━━━ Data supplied
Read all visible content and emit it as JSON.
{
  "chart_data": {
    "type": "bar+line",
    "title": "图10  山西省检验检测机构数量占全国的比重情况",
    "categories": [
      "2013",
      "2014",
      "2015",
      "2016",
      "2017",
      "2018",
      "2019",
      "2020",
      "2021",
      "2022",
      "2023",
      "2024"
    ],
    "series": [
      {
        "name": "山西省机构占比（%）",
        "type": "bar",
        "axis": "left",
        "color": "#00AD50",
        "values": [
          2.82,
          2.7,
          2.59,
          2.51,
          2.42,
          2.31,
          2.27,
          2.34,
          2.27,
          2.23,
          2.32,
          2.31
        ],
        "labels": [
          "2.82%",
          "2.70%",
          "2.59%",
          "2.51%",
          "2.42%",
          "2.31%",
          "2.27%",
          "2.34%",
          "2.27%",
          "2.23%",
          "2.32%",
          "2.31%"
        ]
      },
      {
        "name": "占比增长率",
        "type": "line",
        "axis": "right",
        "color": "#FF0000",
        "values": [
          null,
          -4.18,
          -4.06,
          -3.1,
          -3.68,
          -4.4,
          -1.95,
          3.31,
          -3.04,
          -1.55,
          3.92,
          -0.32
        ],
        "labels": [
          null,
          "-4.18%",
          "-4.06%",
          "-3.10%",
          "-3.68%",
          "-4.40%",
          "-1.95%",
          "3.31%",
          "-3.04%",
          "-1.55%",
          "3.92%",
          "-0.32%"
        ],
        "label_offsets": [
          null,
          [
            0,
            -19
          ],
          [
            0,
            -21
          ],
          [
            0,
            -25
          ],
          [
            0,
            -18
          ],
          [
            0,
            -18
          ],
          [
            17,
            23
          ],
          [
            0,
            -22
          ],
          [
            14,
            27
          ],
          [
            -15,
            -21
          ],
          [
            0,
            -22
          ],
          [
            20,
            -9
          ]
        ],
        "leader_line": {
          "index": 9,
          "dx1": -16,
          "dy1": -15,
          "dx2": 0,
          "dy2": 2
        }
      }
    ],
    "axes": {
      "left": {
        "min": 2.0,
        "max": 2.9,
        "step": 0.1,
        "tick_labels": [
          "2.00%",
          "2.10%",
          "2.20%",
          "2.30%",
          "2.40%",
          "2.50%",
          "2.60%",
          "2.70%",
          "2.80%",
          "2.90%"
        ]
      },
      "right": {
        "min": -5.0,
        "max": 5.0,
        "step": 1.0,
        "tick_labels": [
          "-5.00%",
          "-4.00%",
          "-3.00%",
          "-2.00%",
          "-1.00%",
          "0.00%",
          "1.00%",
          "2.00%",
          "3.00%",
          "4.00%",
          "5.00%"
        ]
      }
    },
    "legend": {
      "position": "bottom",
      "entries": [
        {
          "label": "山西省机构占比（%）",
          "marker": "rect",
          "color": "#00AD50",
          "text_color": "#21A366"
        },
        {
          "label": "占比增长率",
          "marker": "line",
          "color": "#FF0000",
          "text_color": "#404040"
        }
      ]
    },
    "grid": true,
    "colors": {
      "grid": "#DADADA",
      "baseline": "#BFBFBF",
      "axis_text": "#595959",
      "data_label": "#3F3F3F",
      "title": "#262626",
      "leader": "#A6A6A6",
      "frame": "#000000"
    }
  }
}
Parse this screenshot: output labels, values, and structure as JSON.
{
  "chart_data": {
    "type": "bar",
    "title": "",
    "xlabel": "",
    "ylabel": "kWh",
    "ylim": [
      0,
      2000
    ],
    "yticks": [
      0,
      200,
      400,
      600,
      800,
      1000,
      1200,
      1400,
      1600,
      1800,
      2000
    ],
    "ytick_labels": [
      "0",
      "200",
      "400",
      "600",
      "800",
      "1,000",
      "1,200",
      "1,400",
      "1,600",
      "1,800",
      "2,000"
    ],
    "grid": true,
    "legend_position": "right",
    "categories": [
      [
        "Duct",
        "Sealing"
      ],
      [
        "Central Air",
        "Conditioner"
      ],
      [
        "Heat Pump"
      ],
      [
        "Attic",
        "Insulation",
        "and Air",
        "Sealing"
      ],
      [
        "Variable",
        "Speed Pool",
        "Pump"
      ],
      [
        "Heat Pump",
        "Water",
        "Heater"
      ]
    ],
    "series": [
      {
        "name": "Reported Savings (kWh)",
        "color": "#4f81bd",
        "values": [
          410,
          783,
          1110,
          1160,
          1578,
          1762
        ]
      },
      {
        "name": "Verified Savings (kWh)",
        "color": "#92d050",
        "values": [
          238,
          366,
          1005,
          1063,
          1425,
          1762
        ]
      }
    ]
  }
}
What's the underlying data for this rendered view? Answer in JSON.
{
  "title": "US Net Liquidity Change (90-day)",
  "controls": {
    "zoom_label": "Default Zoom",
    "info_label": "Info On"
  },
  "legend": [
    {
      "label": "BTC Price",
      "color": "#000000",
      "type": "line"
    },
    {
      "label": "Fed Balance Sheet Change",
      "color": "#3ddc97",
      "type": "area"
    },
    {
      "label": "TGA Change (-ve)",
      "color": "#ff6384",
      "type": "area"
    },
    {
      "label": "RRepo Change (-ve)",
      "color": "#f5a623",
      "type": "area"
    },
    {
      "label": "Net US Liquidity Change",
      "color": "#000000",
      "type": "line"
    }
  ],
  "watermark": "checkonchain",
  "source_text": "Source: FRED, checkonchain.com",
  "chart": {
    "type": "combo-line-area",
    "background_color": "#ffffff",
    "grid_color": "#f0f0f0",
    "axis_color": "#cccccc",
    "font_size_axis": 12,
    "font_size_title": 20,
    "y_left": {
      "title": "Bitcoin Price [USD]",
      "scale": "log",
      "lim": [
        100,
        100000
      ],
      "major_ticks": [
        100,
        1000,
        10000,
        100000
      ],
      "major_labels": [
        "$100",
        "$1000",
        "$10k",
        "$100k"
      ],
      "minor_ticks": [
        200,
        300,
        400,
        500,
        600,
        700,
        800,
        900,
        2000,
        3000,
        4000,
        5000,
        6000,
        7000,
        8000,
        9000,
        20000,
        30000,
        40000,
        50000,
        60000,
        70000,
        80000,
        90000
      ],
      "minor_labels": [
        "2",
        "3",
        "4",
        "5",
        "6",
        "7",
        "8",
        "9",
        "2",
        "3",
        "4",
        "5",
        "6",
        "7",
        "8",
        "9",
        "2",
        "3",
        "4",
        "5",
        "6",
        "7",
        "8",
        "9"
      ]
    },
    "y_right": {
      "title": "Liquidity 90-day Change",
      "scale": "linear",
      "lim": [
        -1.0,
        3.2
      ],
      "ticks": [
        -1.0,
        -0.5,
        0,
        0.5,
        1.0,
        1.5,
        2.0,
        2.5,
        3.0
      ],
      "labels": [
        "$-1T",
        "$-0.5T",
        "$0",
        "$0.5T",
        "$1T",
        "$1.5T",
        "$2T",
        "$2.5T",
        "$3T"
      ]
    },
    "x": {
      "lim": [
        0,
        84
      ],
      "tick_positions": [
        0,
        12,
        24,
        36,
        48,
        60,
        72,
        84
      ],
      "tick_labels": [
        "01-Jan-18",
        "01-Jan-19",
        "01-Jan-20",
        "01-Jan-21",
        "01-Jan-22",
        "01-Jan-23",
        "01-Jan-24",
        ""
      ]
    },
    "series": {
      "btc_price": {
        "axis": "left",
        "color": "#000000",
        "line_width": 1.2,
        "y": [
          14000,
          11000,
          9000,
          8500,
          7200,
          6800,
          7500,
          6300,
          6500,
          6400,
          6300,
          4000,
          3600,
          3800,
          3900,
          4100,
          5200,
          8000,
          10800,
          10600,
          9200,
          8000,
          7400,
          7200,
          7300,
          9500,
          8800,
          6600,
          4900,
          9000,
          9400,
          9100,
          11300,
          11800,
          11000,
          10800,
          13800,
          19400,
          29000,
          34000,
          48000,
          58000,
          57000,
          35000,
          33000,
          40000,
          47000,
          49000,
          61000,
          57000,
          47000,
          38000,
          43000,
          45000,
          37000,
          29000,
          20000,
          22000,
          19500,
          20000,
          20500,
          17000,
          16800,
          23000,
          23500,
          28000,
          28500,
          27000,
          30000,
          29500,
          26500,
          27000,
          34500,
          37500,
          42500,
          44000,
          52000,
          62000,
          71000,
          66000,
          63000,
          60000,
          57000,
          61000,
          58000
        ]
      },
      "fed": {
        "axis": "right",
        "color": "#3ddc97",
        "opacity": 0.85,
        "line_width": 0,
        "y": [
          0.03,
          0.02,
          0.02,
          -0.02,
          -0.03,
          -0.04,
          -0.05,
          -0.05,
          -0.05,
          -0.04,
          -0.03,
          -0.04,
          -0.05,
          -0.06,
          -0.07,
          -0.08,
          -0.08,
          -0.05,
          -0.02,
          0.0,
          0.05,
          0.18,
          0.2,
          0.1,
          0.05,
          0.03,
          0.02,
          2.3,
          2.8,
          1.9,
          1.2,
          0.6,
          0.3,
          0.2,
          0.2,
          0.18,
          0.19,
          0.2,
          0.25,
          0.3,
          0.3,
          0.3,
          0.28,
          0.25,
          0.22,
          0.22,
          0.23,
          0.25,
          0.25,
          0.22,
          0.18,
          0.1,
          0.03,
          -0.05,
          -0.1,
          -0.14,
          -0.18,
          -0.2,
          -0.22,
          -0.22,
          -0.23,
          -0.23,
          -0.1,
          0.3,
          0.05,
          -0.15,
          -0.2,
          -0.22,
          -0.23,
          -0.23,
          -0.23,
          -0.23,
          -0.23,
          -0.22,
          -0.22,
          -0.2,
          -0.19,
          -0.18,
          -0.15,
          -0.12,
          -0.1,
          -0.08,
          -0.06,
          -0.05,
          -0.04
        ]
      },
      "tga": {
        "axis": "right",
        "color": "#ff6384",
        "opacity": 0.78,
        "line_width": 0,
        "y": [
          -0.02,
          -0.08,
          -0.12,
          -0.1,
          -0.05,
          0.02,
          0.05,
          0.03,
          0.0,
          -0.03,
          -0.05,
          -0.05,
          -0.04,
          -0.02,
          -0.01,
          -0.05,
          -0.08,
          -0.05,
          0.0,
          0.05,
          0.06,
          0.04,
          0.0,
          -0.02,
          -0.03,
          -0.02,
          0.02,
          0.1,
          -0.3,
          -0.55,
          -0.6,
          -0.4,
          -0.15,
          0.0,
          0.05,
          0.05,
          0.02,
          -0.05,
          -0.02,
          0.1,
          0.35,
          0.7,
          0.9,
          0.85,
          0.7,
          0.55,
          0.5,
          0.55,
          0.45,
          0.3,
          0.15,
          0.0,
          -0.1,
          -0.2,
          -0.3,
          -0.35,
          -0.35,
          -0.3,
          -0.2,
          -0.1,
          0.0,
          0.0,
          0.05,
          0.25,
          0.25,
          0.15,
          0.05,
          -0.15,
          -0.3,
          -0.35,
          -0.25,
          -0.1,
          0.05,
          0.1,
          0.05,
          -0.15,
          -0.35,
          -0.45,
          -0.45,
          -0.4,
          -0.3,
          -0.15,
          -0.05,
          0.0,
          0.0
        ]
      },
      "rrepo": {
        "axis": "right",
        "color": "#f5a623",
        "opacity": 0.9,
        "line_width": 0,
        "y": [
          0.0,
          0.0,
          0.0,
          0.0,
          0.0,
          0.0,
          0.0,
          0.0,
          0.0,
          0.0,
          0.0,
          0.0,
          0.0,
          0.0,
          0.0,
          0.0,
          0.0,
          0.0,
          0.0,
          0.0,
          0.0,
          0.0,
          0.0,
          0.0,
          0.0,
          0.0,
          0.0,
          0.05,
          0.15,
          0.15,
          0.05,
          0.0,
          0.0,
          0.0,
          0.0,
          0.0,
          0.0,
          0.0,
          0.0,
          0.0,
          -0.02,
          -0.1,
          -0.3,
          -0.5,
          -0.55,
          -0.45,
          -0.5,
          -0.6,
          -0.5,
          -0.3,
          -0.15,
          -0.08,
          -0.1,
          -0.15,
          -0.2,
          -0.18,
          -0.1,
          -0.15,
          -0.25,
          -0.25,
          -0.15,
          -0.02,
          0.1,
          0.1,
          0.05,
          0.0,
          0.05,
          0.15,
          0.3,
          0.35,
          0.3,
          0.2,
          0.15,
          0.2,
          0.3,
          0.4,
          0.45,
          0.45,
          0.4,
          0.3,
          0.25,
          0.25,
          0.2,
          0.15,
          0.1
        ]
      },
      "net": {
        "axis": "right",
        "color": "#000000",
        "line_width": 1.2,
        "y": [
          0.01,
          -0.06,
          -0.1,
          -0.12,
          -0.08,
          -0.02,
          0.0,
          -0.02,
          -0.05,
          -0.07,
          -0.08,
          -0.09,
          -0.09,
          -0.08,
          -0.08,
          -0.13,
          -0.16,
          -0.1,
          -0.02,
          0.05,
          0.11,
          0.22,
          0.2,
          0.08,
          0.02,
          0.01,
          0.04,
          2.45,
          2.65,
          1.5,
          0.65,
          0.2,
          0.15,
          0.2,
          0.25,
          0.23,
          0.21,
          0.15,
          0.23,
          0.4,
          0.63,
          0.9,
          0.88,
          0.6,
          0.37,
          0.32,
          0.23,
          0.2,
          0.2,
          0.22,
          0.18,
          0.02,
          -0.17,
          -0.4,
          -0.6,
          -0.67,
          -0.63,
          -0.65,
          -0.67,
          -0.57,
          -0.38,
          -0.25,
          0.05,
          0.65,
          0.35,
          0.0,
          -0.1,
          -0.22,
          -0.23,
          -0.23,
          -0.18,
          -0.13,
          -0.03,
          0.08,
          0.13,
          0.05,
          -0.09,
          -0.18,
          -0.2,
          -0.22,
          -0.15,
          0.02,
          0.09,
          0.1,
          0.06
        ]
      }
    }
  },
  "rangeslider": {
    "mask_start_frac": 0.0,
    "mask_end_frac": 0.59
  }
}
━━━━━━
Exercise:
Pull out all lines containing "Change".

The response:
  "title": "US Net Liquidity Change (90-day)",
      "label": "Fed Balance Sheet Change",
      "label": "TGA Change (-ve)",
      "label": "RRepo Change (-ve)",
      "label": "Net US Liquidity Change",
      "title": "Liquidity 90-day Change",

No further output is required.